Text segment.

%%

Word 19:

jettison (verb)

to drop or cast overboard, as cargo from a moving ship or aircraft.
to discard something that is unwanted or superfluous.

From the Old Franch "jeter" (to throw), likely from the Latin "jectāre" -> "iacto" (throw or cast out an object, throw out words, utter, boast).

This also entered the English language as "conjecture" (a likely but unproven statement, a guess) from the Latin "con jectāre" (throw together).


Word 18:


(verb) to examine or consider with care; to read completely; to look over casually;

Holmes while exposing an art gallery as a front organization, in Elementary:

> Holmes: Uh, do you mind if we peruse? Huge fans of the neo-deconceptualists.
> Fabiana: Sure. - Holmes: Thank you. […]
> Watson: Neo-deconceptualists? Not a thing!
> Holmes: I know, but don't tell Fabiana, it might crush her..

%%

Items.
%%

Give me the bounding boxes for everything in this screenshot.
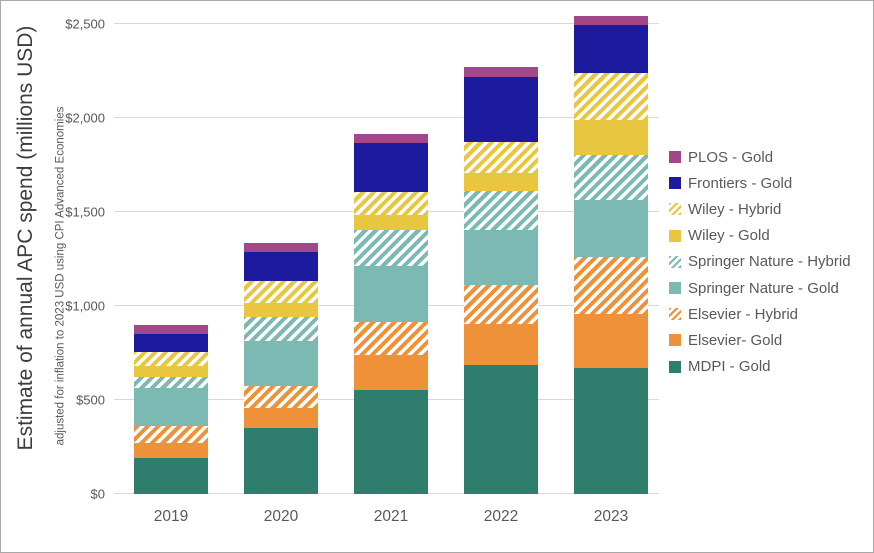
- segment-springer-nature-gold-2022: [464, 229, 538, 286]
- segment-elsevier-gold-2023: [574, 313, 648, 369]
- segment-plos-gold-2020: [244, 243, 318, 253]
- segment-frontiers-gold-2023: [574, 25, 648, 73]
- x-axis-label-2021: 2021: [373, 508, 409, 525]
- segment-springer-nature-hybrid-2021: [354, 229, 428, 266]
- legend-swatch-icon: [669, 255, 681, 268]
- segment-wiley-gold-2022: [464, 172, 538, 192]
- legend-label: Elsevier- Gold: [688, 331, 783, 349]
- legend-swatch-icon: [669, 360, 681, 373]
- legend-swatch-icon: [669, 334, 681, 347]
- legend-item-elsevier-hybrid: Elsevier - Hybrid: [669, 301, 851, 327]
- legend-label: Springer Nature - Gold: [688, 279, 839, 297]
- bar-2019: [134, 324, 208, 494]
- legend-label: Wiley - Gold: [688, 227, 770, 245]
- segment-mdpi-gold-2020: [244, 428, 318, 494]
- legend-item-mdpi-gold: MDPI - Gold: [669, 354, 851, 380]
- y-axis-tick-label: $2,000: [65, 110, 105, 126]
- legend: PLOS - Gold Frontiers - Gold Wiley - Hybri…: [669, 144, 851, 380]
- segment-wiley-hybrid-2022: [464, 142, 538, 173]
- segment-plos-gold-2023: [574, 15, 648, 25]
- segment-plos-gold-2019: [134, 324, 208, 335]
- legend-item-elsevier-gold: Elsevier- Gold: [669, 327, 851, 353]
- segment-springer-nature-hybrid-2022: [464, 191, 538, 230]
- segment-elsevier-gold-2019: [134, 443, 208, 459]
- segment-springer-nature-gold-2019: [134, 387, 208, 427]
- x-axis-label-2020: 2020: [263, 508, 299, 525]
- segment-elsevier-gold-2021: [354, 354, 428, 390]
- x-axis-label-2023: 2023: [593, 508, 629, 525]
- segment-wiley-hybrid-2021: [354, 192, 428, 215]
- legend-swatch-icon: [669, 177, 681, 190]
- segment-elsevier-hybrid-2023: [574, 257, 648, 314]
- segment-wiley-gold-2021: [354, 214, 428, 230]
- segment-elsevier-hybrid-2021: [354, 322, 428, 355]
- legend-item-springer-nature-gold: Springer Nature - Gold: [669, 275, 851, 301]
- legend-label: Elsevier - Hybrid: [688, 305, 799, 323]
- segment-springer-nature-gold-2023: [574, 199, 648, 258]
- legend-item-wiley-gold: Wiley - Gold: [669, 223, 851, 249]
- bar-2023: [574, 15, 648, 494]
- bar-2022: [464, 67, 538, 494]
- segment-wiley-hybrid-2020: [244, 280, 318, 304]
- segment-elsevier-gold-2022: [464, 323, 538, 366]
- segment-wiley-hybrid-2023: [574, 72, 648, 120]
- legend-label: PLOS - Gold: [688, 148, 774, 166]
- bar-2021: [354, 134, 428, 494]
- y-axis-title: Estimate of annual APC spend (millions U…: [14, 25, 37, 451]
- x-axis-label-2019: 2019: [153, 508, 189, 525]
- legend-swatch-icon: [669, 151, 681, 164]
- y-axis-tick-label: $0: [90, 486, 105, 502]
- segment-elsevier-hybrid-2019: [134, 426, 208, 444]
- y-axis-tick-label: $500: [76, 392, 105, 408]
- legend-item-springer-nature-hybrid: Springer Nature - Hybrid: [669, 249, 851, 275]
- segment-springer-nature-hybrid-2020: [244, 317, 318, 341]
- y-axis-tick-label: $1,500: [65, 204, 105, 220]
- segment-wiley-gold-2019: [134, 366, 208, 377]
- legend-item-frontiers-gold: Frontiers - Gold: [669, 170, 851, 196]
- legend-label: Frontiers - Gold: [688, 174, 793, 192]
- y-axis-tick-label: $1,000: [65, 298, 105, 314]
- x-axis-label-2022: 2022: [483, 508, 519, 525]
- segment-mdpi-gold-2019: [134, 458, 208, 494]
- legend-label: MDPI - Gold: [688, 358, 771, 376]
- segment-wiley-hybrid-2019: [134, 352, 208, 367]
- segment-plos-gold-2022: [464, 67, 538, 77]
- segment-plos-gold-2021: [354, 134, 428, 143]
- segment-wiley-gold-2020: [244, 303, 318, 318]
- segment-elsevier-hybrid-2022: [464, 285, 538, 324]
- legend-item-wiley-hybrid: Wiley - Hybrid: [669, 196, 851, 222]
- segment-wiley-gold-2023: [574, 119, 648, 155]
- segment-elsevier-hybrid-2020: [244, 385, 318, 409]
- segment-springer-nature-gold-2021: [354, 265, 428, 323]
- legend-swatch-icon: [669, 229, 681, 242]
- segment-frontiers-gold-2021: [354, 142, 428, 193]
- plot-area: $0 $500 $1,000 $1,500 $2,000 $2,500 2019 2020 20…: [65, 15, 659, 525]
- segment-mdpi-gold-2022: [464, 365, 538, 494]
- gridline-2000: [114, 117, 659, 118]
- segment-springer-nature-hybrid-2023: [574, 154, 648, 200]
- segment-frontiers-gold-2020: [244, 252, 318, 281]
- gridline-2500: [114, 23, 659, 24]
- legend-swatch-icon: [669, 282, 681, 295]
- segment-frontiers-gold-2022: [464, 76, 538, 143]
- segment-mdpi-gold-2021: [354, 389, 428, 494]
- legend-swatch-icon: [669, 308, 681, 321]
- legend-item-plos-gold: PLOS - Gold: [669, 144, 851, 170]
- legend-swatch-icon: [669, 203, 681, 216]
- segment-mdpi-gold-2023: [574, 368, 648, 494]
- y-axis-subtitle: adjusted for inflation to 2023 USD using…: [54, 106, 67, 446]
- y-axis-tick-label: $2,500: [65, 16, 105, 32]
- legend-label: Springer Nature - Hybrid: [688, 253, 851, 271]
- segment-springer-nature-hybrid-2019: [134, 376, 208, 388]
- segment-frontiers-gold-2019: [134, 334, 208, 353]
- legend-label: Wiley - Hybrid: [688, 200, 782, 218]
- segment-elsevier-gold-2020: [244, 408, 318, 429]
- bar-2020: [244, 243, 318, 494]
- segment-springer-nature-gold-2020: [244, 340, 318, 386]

%%
%%

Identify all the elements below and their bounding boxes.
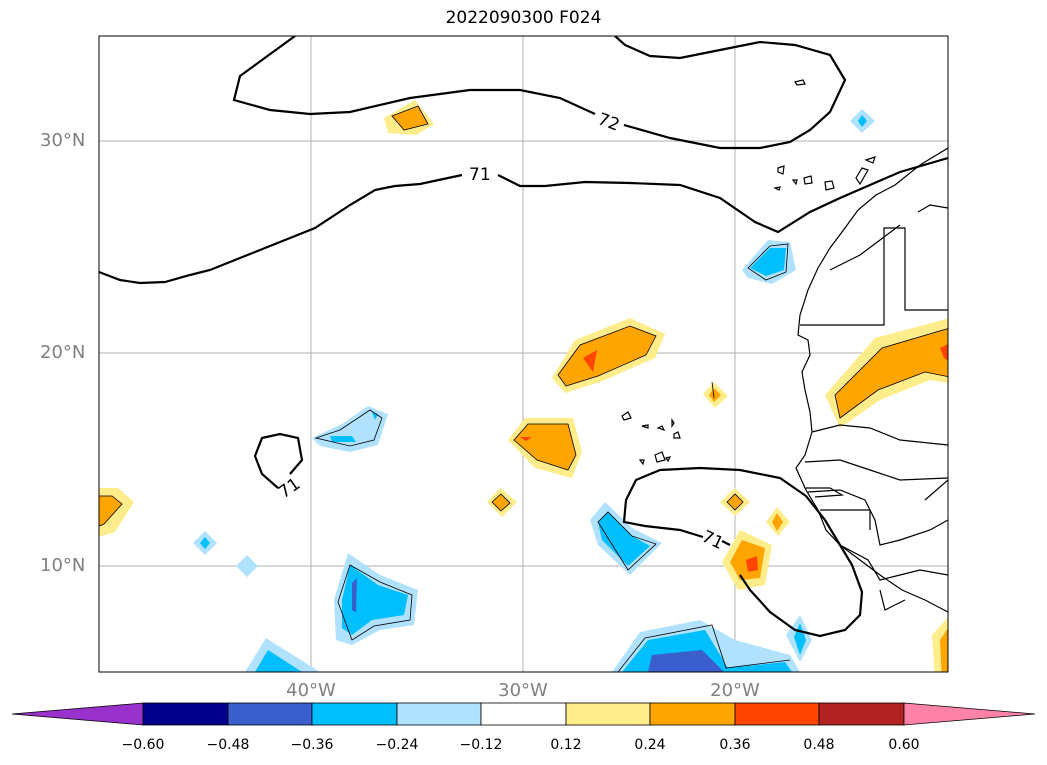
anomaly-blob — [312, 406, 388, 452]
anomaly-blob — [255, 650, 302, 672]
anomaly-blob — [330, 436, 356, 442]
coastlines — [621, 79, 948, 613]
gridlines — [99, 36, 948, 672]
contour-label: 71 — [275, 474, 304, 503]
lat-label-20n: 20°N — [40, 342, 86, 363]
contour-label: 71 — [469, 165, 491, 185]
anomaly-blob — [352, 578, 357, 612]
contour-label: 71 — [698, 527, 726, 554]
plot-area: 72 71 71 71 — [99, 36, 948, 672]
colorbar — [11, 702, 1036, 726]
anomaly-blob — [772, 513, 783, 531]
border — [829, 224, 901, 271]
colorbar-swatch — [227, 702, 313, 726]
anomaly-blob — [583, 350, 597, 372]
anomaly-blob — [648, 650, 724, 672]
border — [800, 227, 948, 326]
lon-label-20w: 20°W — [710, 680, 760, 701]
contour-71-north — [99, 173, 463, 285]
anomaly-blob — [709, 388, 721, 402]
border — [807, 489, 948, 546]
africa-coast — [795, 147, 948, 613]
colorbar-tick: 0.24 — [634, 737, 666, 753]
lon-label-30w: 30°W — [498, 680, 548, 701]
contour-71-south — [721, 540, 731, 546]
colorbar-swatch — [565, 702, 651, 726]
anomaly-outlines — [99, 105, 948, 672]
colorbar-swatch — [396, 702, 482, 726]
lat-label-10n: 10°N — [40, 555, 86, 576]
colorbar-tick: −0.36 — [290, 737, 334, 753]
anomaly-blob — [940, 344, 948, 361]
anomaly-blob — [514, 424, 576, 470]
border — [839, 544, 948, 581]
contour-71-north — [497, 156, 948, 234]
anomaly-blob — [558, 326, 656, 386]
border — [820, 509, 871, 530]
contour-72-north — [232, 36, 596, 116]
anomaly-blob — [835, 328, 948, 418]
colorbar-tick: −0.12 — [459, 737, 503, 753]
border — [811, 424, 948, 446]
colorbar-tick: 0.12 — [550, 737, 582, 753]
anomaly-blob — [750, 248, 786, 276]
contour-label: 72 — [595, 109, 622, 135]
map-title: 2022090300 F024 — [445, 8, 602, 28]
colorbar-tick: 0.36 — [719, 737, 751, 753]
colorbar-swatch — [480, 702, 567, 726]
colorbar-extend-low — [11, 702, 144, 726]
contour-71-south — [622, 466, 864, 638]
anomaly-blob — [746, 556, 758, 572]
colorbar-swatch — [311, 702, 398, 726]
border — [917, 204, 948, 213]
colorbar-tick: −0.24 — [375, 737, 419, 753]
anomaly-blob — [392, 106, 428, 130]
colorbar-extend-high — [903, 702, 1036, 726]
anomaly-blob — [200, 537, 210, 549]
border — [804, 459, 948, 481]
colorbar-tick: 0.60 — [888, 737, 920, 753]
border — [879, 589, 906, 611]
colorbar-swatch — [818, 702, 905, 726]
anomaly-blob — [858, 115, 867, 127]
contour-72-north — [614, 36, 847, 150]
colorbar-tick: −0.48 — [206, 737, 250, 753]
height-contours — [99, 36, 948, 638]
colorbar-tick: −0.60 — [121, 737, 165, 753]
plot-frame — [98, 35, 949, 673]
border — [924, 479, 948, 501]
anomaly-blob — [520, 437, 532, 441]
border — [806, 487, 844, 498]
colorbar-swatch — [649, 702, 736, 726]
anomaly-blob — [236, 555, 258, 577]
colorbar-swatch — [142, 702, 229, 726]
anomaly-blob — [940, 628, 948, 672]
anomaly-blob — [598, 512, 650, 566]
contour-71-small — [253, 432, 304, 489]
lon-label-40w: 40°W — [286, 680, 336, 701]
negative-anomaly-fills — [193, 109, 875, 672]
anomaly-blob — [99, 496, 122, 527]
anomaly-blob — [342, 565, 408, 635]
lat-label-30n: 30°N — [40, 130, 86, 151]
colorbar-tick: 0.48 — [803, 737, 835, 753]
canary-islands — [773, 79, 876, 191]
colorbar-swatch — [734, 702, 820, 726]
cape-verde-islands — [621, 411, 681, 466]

%%
%%

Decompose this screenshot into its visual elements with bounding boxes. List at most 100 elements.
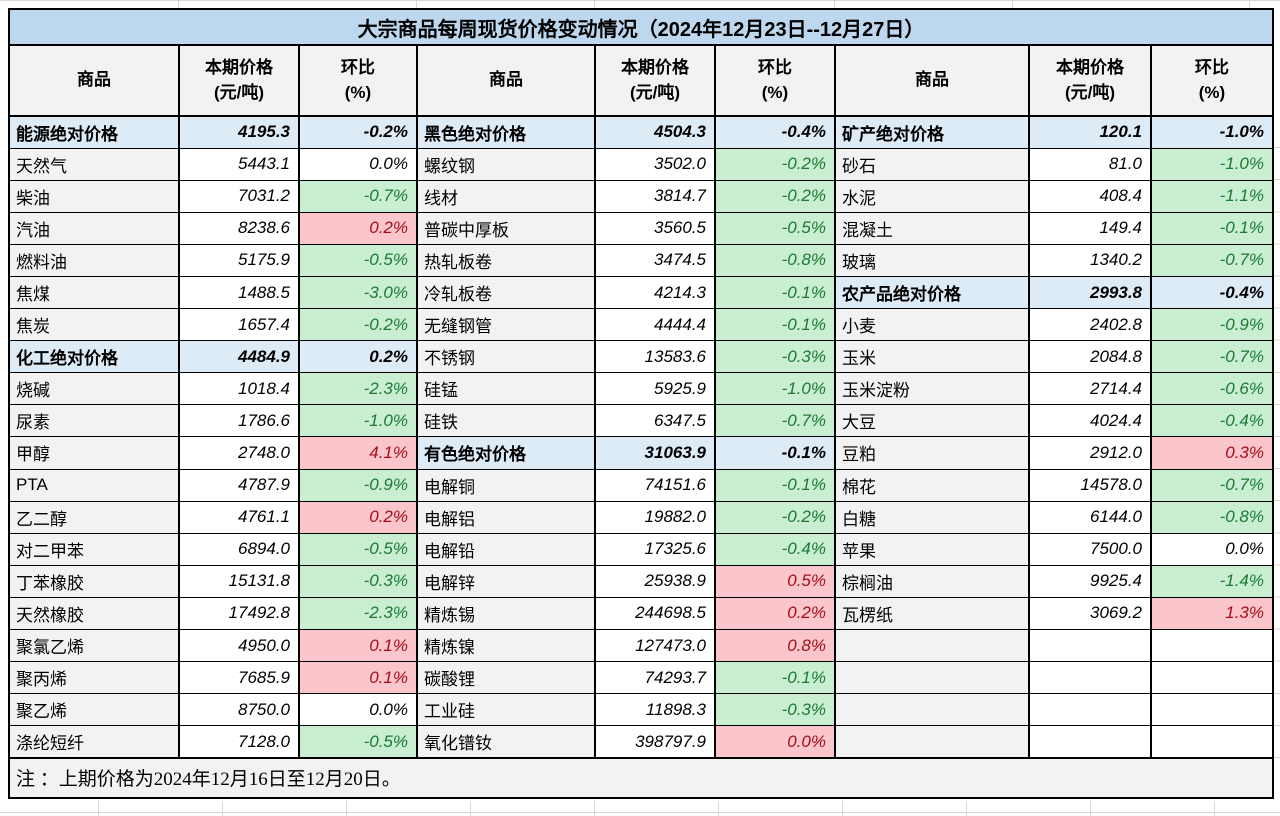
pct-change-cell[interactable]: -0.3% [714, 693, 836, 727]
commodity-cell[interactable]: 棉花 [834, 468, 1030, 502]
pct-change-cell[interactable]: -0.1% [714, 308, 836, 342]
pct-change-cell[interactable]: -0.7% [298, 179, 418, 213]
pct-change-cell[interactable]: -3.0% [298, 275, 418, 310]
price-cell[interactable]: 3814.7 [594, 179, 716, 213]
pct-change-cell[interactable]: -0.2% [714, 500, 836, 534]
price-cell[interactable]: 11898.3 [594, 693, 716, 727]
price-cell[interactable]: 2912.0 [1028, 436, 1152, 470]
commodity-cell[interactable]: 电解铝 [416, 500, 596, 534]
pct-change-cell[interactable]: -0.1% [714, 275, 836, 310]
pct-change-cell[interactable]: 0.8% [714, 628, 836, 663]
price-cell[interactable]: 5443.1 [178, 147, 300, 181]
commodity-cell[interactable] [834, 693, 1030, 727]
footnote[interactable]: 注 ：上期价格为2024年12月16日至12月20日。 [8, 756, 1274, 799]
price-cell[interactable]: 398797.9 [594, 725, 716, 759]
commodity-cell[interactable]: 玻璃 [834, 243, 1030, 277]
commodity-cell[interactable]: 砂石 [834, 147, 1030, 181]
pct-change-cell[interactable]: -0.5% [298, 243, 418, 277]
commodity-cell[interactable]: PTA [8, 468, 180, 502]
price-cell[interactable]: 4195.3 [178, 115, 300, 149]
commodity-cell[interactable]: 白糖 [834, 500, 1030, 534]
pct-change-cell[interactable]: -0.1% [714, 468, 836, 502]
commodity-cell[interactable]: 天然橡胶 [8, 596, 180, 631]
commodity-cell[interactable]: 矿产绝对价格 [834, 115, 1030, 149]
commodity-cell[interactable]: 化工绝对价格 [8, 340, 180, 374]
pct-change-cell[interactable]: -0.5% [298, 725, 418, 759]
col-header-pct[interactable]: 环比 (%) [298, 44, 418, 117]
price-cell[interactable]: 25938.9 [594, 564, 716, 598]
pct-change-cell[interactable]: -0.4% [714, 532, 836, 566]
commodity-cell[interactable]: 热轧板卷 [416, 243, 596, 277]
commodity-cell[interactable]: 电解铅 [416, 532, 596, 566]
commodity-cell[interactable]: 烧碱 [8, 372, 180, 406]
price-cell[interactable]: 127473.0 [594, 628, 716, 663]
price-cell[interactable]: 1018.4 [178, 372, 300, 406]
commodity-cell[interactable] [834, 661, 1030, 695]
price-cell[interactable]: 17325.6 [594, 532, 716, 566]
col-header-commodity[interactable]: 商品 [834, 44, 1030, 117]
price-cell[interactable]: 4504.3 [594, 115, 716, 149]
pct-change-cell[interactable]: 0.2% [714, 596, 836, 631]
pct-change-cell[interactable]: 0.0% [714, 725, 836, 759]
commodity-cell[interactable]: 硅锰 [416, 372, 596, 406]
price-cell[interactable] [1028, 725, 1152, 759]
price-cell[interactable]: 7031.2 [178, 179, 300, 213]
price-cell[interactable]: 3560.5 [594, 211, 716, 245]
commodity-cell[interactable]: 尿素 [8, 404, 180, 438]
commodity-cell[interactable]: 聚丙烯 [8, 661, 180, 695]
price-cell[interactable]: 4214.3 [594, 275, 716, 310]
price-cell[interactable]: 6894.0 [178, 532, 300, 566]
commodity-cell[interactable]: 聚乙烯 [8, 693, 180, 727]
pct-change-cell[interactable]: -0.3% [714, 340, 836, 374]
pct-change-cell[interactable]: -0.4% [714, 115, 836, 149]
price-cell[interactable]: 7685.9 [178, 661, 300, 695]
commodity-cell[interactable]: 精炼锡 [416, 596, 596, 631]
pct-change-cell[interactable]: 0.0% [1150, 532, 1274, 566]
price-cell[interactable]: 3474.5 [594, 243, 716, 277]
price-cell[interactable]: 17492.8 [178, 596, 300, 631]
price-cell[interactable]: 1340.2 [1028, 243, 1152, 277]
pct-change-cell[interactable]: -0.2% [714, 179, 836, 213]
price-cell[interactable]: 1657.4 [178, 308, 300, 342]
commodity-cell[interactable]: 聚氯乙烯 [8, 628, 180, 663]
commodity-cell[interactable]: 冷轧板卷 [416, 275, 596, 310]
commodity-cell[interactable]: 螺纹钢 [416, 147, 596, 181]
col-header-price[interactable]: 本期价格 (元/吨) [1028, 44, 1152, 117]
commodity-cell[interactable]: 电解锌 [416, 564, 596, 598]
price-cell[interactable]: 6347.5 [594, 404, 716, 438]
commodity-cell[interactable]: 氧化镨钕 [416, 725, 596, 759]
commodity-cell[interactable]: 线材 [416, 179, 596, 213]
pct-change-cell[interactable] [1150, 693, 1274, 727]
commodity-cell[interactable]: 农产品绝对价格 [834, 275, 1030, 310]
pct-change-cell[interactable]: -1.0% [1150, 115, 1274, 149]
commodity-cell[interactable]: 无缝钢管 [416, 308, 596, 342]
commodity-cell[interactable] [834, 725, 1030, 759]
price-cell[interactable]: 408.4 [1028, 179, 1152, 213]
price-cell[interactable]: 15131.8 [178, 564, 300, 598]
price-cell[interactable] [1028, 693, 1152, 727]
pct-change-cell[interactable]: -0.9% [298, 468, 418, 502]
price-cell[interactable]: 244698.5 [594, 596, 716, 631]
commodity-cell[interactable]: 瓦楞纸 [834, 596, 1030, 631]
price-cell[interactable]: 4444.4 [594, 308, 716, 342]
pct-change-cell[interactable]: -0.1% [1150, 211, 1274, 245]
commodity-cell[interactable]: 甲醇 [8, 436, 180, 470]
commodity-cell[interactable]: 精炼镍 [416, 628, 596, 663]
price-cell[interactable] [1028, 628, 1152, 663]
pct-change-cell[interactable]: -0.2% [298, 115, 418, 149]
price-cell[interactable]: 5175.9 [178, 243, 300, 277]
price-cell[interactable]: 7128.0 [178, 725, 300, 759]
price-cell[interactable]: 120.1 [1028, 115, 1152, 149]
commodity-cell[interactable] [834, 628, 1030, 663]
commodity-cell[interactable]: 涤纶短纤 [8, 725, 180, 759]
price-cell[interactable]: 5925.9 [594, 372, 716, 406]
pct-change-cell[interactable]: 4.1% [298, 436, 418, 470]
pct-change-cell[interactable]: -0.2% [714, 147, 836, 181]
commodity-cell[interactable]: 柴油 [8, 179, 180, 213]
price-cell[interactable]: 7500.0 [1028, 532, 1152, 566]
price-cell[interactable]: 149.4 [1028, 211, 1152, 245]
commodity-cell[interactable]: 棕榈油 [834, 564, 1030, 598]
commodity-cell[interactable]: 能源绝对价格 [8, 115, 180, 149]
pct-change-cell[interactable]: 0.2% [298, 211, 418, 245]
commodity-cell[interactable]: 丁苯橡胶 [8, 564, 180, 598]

%%

Problems and tasks.
1. In the vocabulary notes, what does the Latin phrase "con jectāre" mean?
2. List every meaning the vocabulary notes give for Word 18.
The records have no connection to the vocabulary notes.

Expected answers.
1. Throw together.

2.
- To examine or consider with care
- To read completely
- To look over casually